> _Problem to work on_
Count lines with the string "JSON" in them. State the number alone.

> _Supplied material_

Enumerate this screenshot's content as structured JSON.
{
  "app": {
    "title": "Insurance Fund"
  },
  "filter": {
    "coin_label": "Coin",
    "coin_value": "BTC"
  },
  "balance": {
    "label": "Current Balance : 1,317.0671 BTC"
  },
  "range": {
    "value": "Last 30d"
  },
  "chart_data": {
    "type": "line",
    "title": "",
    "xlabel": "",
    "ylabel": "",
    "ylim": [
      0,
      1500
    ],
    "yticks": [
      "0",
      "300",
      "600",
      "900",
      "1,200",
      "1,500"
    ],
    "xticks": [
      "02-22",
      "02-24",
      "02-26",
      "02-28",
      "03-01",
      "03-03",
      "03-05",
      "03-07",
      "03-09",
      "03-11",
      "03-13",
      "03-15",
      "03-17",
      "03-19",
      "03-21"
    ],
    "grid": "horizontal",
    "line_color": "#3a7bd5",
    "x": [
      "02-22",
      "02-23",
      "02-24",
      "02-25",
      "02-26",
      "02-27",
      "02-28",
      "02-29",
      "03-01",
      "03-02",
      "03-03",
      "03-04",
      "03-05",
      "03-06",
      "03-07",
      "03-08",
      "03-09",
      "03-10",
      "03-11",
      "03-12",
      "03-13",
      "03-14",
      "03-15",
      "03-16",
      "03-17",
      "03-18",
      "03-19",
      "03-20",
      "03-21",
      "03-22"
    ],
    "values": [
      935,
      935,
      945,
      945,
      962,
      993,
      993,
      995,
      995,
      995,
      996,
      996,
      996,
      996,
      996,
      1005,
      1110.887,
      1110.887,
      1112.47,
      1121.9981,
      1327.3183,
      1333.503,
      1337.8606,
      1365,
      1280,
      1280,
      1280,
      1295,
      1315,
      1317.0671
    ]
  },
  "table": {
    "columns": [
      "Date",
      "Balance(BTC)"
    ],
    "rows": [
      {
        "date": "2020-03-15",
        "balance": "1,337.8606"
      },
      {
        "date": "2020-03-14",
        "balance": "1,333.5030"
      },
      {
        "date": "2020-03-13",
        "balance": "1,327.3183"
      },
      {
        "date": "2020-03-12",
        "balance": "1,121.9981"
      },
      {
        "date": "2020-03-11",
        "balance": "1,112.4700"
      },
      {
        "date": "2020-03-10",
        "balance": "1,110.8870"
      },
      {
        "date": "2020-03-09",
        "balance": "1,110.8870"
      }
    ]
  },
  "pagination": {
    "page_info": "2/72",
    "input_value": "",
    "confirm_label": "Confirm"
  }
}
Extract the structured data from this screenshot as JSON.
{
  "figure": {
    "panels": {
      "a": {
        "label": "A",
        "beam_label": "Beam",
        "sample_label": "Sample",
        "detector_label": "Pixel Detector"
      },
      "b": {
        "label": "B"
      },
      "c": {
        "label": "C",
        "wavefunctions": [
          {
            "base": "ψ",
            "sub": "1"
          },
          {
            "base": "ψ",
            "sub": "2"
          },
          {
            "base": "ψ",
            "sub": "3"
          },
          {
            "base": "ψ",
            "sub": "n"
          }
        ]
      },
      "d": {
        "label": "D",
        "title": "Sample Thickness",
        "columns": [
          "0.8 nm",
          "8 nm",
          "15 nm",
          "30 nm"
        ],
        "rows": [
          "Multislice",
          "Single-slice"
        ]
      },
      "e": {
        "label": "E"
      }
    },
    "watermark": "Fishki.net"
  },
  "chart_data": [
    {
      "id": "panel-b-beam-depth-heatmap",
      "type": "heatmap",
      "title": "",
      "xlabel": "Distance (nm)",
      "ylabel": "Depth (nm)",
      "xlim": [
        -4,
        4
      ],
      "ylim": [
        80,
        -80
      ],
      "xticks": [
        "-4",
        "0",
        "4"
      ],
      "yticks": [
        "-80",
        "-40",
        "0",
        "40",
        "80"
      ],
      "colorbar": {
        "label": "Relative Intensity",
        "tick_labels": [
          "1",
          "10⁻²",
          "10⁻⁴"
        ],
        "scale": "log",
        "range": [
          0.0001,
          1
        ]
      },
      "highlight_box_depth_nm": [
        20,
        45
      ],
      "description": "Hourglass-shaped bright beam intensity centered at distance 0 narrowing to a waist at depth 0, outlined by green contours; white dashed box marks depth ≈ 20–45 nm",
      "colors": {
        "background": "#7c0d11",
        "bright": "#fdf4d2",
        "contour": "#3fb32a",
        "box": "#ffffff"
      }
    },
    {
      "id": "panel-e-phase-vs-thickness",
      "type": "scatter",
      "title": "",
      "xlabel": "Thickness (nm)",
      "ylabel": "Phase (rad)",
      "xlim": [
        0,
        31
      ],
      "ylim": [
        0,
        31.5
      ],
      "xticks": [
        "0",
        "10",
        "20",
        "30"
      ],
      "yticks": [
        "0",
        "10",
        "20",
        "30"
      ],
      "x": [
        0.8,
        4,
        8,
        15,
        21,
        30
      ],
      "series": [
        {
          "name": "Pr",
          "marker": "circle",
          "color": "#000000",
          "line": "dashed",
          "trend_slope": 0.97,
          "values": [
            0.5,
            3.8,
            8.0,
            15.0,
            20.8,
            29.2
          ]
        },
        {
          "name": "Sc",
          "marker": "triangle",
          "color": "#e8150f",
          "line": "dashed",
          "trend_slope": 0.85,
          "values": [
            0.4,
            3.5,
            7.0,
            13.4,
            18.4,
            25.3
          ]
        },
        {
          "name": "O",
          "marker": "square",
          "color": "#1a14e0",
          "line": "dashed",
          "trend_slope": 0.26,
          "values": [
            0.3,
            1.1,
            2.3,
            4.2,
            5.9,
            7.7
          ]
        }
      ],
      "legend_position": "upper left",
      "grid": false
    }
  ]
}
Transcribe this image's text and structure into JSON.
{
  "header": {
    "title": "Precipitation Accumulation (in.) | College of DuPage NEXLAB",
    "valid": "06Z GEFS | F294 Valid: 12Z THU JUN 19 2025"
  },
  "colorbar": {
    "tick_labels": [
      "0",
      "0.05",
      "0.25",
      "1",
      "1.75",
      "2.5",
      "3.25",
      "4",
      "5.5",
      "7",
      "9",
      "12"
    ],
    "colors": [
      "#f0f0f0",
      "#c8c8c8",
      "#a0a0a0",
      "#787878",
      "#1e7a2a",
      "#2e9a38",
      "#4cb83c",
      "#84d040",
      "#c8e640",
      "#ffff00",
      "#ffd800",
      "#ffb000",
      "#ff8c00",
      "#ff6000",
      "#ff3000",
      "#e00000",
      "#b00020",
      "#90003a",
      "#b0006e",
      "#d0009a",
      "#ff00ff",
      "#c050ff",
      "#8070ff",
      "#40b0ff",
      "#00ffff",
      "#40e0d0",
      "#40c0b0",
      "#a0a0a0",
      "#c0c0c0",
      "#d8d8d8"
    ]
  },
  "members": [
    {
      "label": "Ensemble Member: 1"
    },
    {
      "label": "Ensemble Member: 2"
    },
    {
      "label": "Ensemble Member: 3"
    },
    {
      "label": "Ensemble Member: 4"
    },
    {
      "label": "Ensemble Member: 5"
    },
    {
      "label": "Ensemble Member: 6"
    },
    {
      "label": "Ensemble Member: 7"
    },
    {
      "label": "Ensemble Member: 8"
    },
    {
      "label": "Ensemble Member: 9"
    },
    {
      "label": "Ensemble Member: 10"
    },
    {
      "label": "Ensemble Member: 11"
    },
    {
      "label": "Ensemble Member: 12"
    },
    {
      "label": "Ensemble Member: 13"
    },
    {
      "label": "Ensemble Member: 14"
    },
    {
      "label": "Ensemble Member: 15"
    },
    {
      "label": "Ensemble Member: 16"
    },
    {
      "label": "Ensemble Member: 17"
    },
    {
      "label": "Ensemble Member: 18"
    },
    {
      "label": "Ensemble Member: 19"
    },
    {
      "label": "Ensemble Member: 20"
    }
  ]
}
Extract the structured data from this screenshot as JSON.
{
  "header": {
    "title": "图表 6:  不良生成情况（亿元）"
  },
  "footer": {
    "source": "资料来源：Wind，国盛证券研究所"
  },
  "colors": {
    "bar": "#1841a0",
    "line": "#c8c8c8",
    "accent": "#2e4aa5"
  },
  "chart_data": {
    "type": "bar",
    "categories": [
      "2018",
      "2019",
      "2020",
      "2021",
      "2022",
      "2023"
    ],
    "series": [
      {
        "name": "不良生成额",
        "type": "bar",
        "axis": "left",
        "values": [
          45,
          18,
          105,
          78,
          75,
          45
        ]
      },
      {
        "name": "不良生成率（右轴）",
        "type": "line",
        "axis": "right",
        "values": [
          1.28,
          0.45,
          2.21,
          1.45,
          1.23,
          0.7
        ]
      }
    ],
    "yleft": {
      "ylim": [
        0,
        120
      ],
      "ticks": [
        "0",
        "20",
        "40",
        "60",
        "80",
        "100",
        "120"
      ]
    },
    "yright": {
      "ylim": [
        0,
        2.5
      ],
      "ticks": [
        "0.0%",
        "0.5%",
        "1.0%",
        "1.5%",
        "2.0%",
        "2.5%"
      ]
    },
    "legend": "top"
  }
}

> _Full answer_
4